#### Task instructions
Reproduce each record exactly. The pictures should be skipped.

____________

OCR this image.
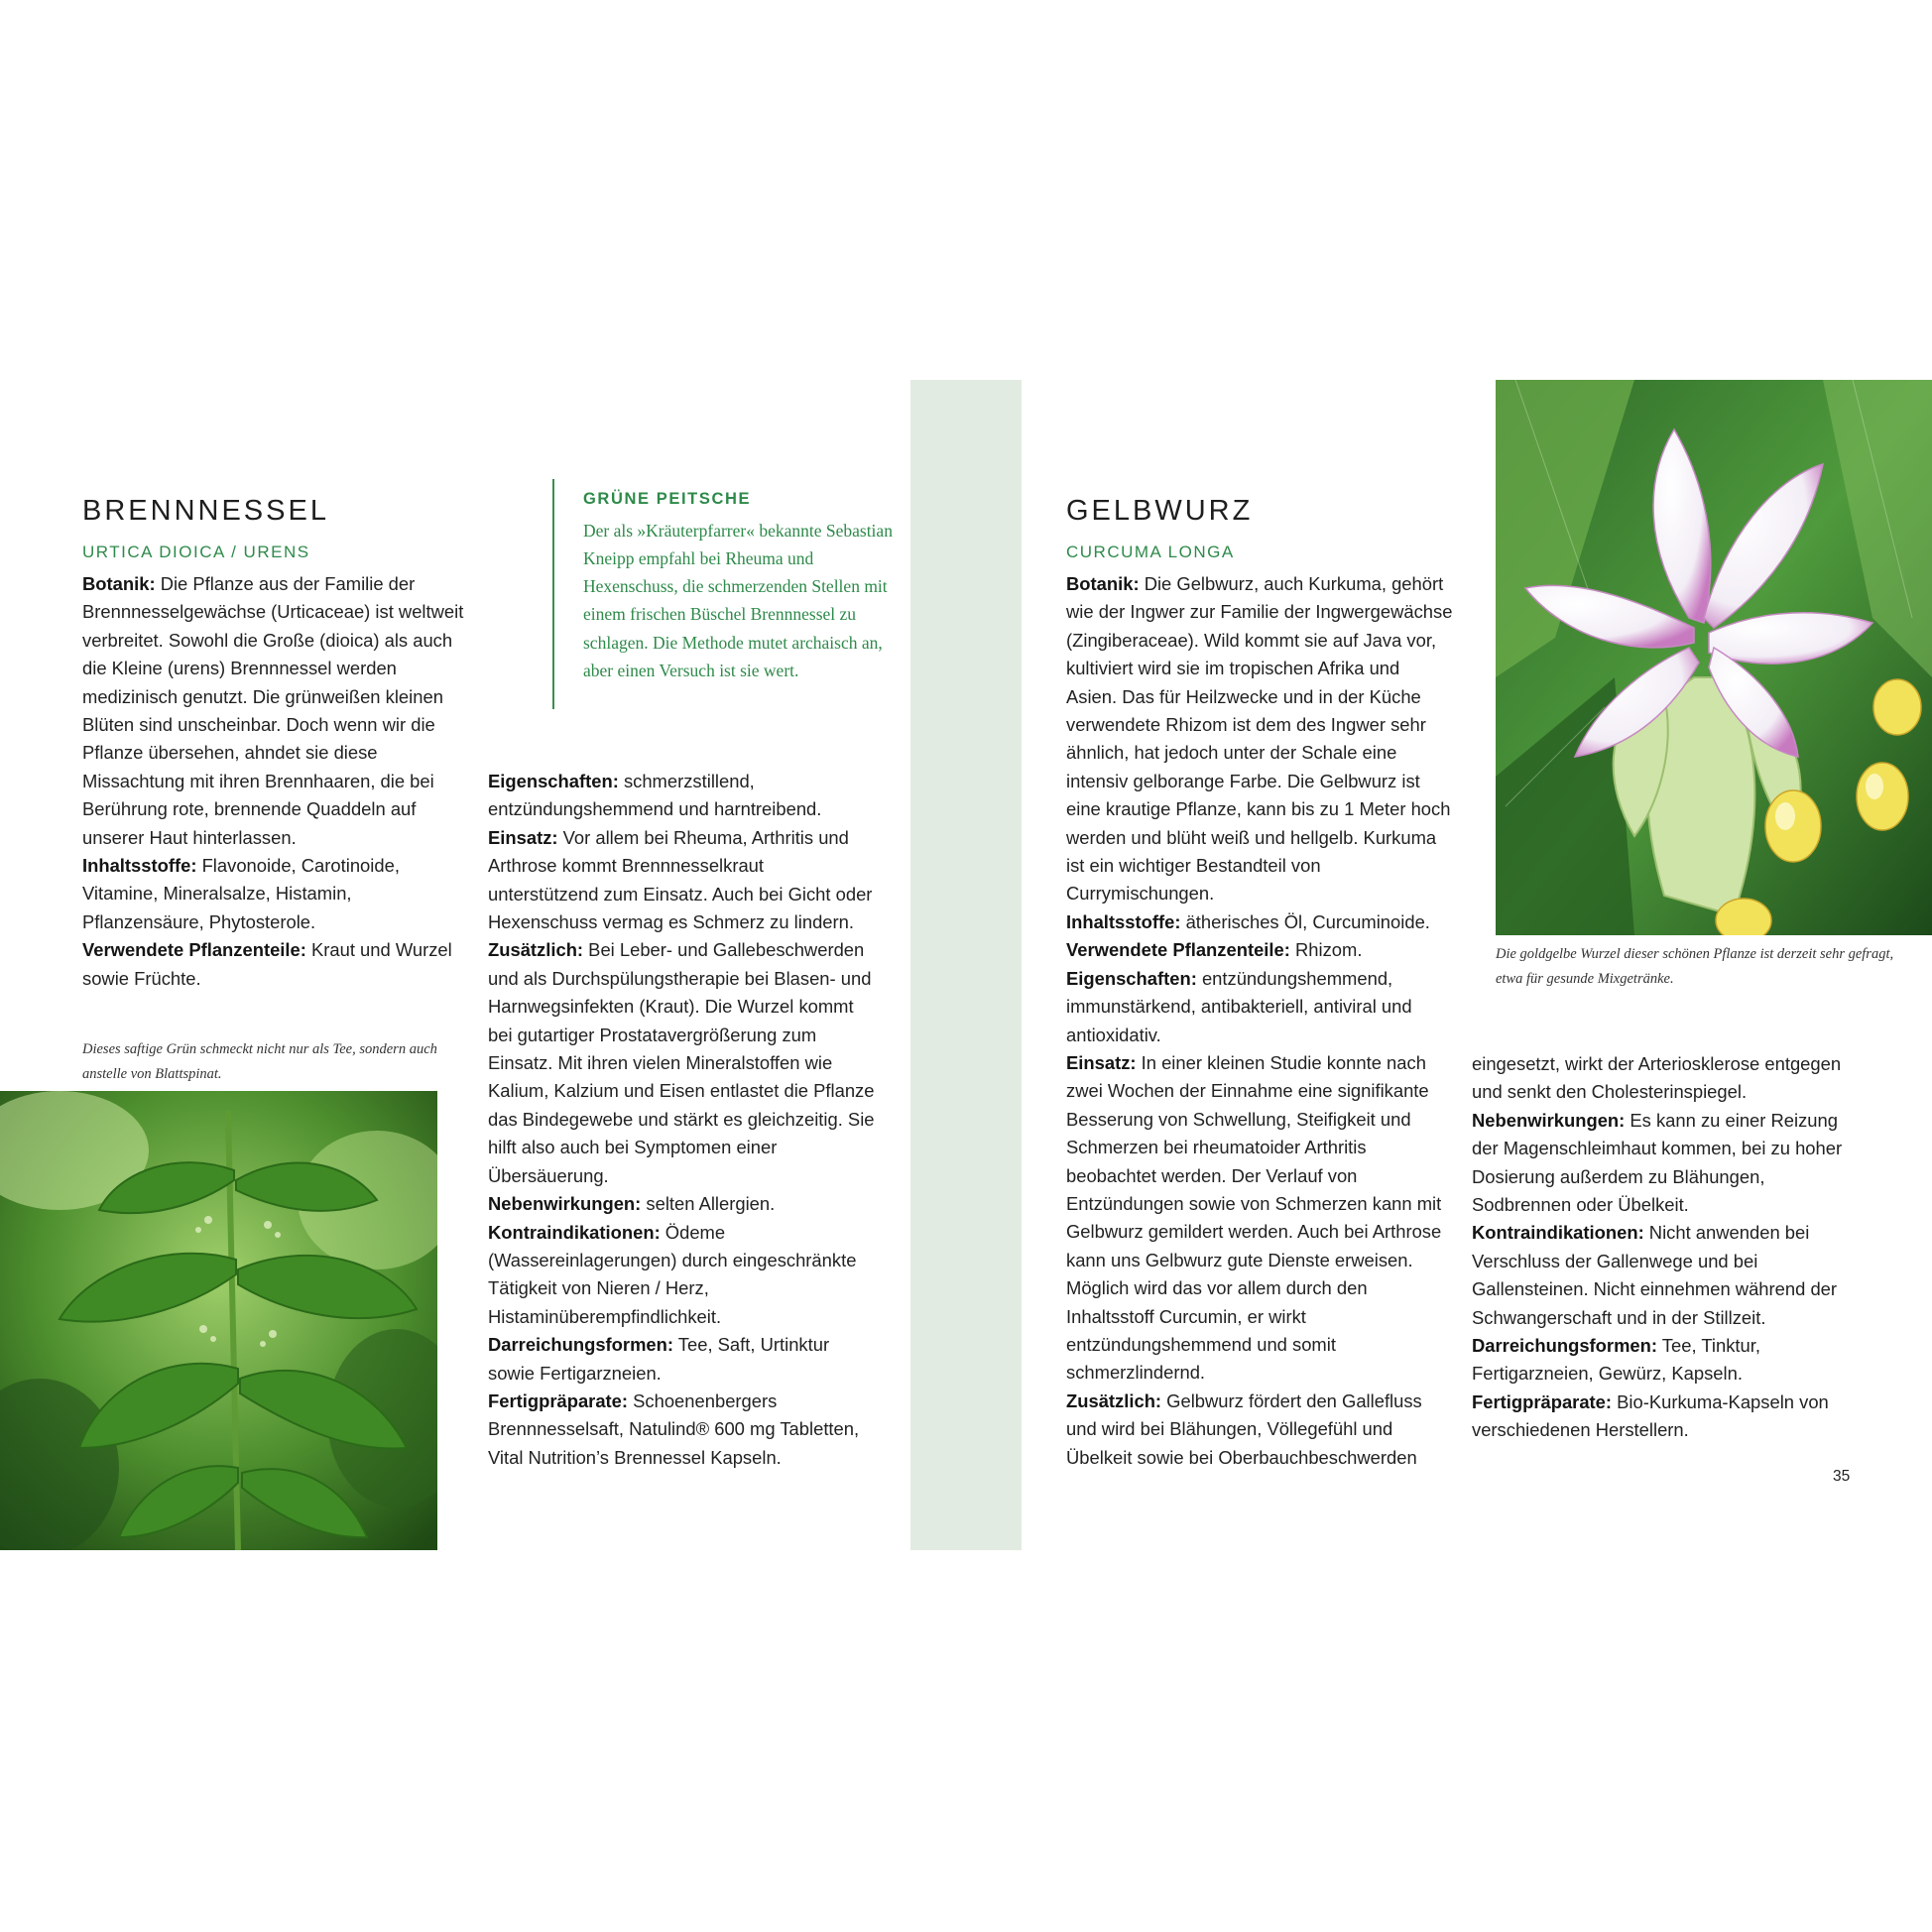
BRENNNESSEL
URTICA DIOICA / URENS

Botanik: Die Pflanze aus der Familie der Brennnesselgewächse (Urticaceae) ist weltweit verbreitet. Sowohl die Große (dioica) als auch die Kleine (urens) Brennnessel werden medizinisch genutzt. Die grünweißen kleinen Blüten sind unscheinbar. Doch wenn wir die Pflanze übersehen, ahndet sie diese Missachtung mit ihren Brennhaaren, die bei Berührung rote, brennende Quaddeln auf unserer Haut hinterlassen.

Inhaltsstoffe: Flavonoide, Carotinoide, Vitamine, Mineralsalze, Histamin, Pflanzensäure, Phytosterole.

Verwendete Pflanzenteile: Kraut und Wurzel sowie Früchte.

GRÜNE PEITSCHE
Der als »Kräuterpfarrer« bekannte Sebastian Kneipp empfahl bei Rheuma und Hexenschuss, die schmerzenden Stellen mit einem frischen Büschel Brennnessel zu schlagen. Die Methode mutet archaisch an, aber einen Versuch ist sie wert.

Eigenschaften: schmerzstillend, entzündungshemmend und harntreibend.

Einsatz: Vor allem bei Rheuma, Arthritis und Arthrose kommt Brennnesselkraut unterstützend zum Einsatz. Auch bei Gicht oder Hexenschuss vermag es Schmerz zu lindern.

Zusätzlich: Bei Leber- und Gallebeschwerden und als Durchspülungstherapie bei Blasen- und Harnwegsinfekten (Kraut). Die Wurzel kommt bei gutartiger Prostatavergrößerung zum Einsatz. Mit ihren vielen Mineralstoffen wie Kalium, Kalzium und Eisen entlastet die Pflanze das Bindegewebe und stärkt es gleichzeitig. Sie hilft also auch bei Symptomen einer Übersäuerung.

Nebenwirkungen: selten Allergien.

Kontraindikationen: Ödeme (Wassereinlagerungen) durch eingeschränkte Tätigkeit von Nieren / Herz, Histaminüberempfindlichkeit.

Darreichungsformen: Tee, Saft, Urtinktur sowie Fertigarzneien.

Fertigpräparate: Schoenenbergers Brennnesselsaft, Natulind® 600 mg Tabletten, Vital Nutrition’s Brennessel Kapseln.

Dieses saftige Grün schmeckt nicht nur als Tee, sondern auch anstelle von Blattspinat.
GELBWURZ
CURCUMA LONGA

Botanik: Die Gelbwurz, auch Kurkuma, gehört wie der Ingwer zur Familie der Ingwergewächse (Zingiberaceae). Wild kommt sie auf Java vor, kultiviert wird sie im tropischen Afrika und Asien. Das für Heilzwecke und in der Küche verwendete Rhizom ist dem des Ingwer sehr ähnlich, hat jedoch unter der Schale eine intensiv gelborange Farbe. Die Gelbwurz ist eine krautige Pflanze, kann bis zu 1 Meter hoch werden und blüht weiß und hellgelb. Kurkuma ist ein wichtiger Bestandteil von Currymischungen.

Inhaltsstoffe: ätherisches Öl, Curcuminoide.

Verwendete Pflanzenteile: Rhizom.

Eigenschaften: entzündungshemmend, immunstärkend, antibakteriell, antiviral und antioxidativ.

Einsatz: In einer kleinen Studie konnte nach zwei Wochen der Einnahme eine signifikante Besserung von Schwellung, Steifigkeit und Schmerzen bei rheumatoider Arthritis beobachtet werden. Der Verlauf von Entzündungen sowie von Schmerzen kann mit Gelbwurz gemildert werden. Auch bei Arthrose kann uns Gelbwurz gute Dienste erweisen. Möglich wird das vor allem durch den Inhaltsstoff Curcumin, er wirkt entzündungshemmend und somit schmerzlindernd.

Zusätzlich: Gelbwurz fördert den Gallefluss und wird bei Blähungen, Völlegefühl und Übelkeit sowie bei Oberbauchbeschwerden

Die goldgelbe Wurzel dieser schönen Pflanze ist derzeit sehr gefragt, etwa für gesunde Mixgetränke.

eingesetzt, wirkt der Arteriosklerose entgegen und senkt den Cholesterinspiegel.

Nebenwirkungen: Es kann zu einer Reizung der Magenschleimhaut kommen, bei zu hoher Dosierung außerdem zu Blähungen, Sodbrennen oder Übelkeit.

Kontraindikationen: Nicht anwenden bei Verschluss der Gallenwege und bei Gallensteinen. Nicht einnehmen während der Schwangerschaft und in der Stillzeit.

Darreichungsformen: Tee, Tinktur, Fertigarzneien, Gewürz, Kapseln.

Fertigpräparate: Bio-Kurkuma-Kapseln von verschiedenen Herstellern.

35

____________

#### Exercise result
OCR this image.
BRENNNESSEL
URTICA DIOICA / URENS

Botanik: Die Pflanze aus der Familie der Brennnesselgewächse (Urticaceae) ist weltweit verbreitet. Sowohl die Große (dioica) als auch die Kleine (urens) Brennnessel werden medizinisch genutzt. Die grünweißen kleinen Blüten sind unscheinbar. Doch wenn wir die Pflanze übersehen, ahndet sie diese Missachtung mit ihren Brennhaaren, die bei Berührung rote, brennende Quaddeln auf unserer Haut hinterlassen.

Inhaltsstoffe: Flavonoide, Carotinoide, Vitamine, Mineralsalze, Histamin, Pflanzensäure, Phytosterole.

Verwendete Pflanzenteile: Kraut und Wurzel sowie Früchte.

GRÜNE PEITSCHE
Der als »Kräuterpfarrer« bekannte Sebastian Kneipp empfahl bei Rheuma und Hexenschuss, die schmerzenden Stellen mit einem frischen Büschel Brennnessel zu schlagen. Die Methode mutet archaisch an, aber einen Versuch ist sie wert.

Eigenschaften: schmerzstillend, entzündungshemmend und harntreibend.

Einsatz: Vor allem bei Rheuma, Arthritis und Arthrose kommt Brennnesselkraut unterstützend zum Einsatz. Auch bei Gicht oder Hexenschuss vermag es Schmerz zu lindern.

Zusätzlich: Bei Leber- und Gallebeschwerden und als Durchspülungstherapie bei Blasen- und Harnwegsinfekten (Kraut). Die Wurzel kommt bei gutartiger Prostatavergrößerung zum Einsatz. Mit ihren vielen Mineralstoffen wie Kalium, Kalzium und Eisen entlastet die Pflanze das Bindegewebe und stärkt es gleichzeitig. Sie hilft also auch bei Symptomen einer Übersäuerung.

Nebenwirkungen: selten Allergien.

Kontraindikationen: Ödeme (Wassereinlagerungen) durch eingeschränkte Tätigkeit von Nieren / Herz, Histaminüberempfindlichkeit.

Darreichungsformen: Tee, Saft, Urtinktur sowie Fertigarzneien.

Fertigpräparate: Schoenenbergers Brennnesselsaft, Natulind® 600 mg Tabletten, Vital Nutrition’s Brennessel Kapseln.

Dieses saftige Grün schmeckt nicht nur als Tee, sondern auch anstelle von Blattspinat.
GELBWURZ
CURCUMA LONGA

Botanik: Die Gelbwurz, auch Kurkuma, gehört wie der Ingwer zur Familie der Ingwergewächse (Zingiberaceae). Wild kommt sie auf Java vor, kultiviert wird sie im tropischen Afrika und Asien. Das für Heilzwecke und in der Küche verwendete Rhizom ist dem des Ingwer sehr ähnlich, hat jedoch unter der Schale eine intensiv gelborange Farbe. Die Gelbwurz ist eine krautige Pflanze, kann bis zu 1 Meter hoch werden und blüht weiß und hellgelb. Kurkuma ist ein wichtiger Bestandteil von Currymischungen.

Inhaltsstoffe: ätherisches Öl, Curcuminoide.

Verwendete Pflanzenteile: Rhizom.

Eigenschaften: entzündungshemmend, immunstärkend, antibakteriell, antiviral und antioxidativ.

Einsatz: In einer kleinen Studie konnte nach zwei Wochen der Einnahme eine signifikante Besserung von Schwellung, Steifigkeit und Schmerzen bei rheumatoider Arthritis beobachtet werden. Der Verlauf von Entzündungen sowie von Schmerzen kann mit Gelbwurz gemildert werden. Auch bei Arthrose kann uns Gelbwurz gute Dienste erweisen. Möglich wird das vor allem durch den Inhaltsstoff Curcumin, er wirkt entzündungshemmend und somit schmerzlindernd.

Zusätzlich: Gelbwurz fördert den Gallefluss und wird bei Blähungen, Völlegefühl und Übelkeit sowie bei Oberbauchbeschwerden

Die goldgelbe Wurzel dieser schönen Pflanze ist derzeit sehr gefragt, etwa für gesunde Mixgetränke.

eingesetzt, wirkt der Arteriosklerose entgegen und senkt den Cholesterinspiegel.

Nebenwirkungen: Es kann zu einer Reizung der Magenschleimhaut kommen, bei zu hoher Dosierung außerdem zu Blähungen, Sodbrennen oder Übelkeit.

Kontraindikationen: Nicht anwenden bei Verschluss der Gallenwege und bei Gallensteinen. Nicht einnehmen während der Schwangerschaft und in der Stillzeit.

Darreichungsformen: Tee, Tinktur, Fertigarzneien, Gewürz, Kapseln.

Fertigpräparate: Bio-Kurkuma-Kapseln von verschiedenen Herstellern.

35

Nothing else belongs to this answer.